### REQUIRED WORK:
Repeat every line of the data exactly, but not the pictures.

### DATA TO PROCESS:
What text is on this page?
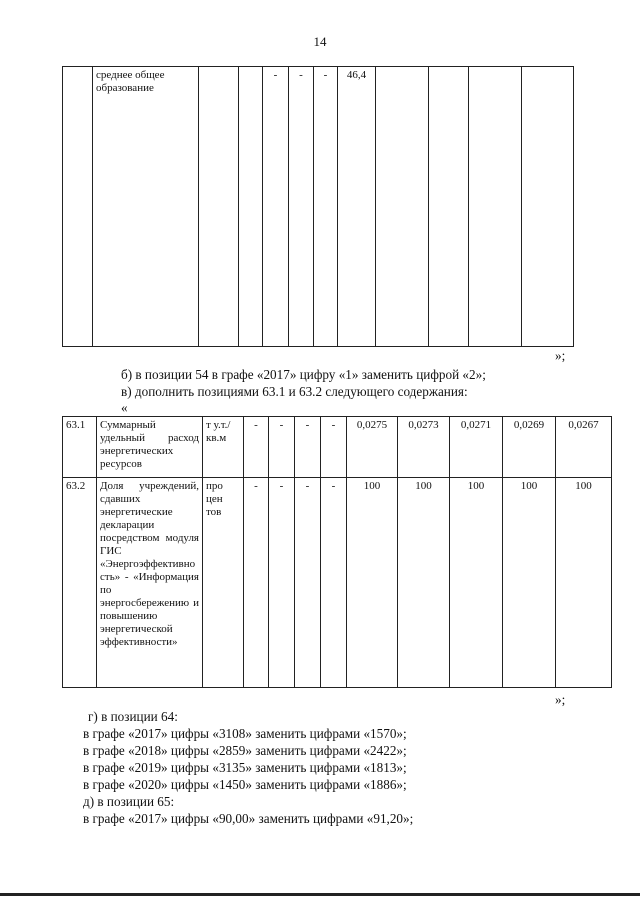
14
	среднее общее образование			-	-	-	46,4				
»;
б) в позиции 54 в графе «2017» цифру «1» заменить цифрой «2»;
в) дополнить позициями 63.1 и 63.2 следующего содержания:
«
63.1	Суммарный удельный расход энергетических ресурсов	т у.т./ кв.м	-	-	-	-	0,0275	0,0273	0,0271	0,0269	0,0267
63.2	Доля учреждений, сдавших энергетические декларации посредством модуля ГИС «Энергоэффективность» - «Информация по энергосбережению и повышению энергетической эффективности»	про цен тов	-	-	-	-	100	100	100	100	100
»;
г) в позиции 64:
в графе «2017» цифры «3108» заменить цифрами «1570»;
в графе «2018» цифры «2859» заменить цифрами «2422»;
в графе «2019» цифры «3135» заменить цифрами «1813»;
в графе «2020» цифры «1450» заменить цифрами «1886»;
д) в позиции 65:
в графе «2017» цифры «90,00» заменить цифрами «91,20»;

### RESPONSE TO THE EXERCISE:
What text is on this page?
14
	среднее общее образование			-	-	-	46,4				
»;
б) в позиции 54 в графе «2017» цифру «1» заменить цифрой «2»;
в) дополнить позициями 63.1 и 63.2 следующего содержания:
«
63.1	Суммарный удельный расход энергетических ресурсов	т у.т./ кв.м	-	-	-	-	0,0275	0,0273	0,0271	0,0269	0,0267
63.2	Доля учреждений, сдавших энергетические декларации посредством модуля ГИС «Энергоэффективность» - «Информация по энергосбережению и повышению энергетической эффективности»	про цен тов	-	-	-	-	100	100	100	100	100
»;
г) в позиции 64:
в графе «2017» цифры «3108» заменить цифрами «1570»;
в графе «2018» цифры «2859» заменить цифрами «2422»;
в графе «2019» цифры «3135» заменить цифрами «1813»;
в графе «2020» цифры «1450» заменить цифрами «1886»;
д) в позиции 65:
в графе «2017» цифры «90,00» заменить цифрами «91,20»;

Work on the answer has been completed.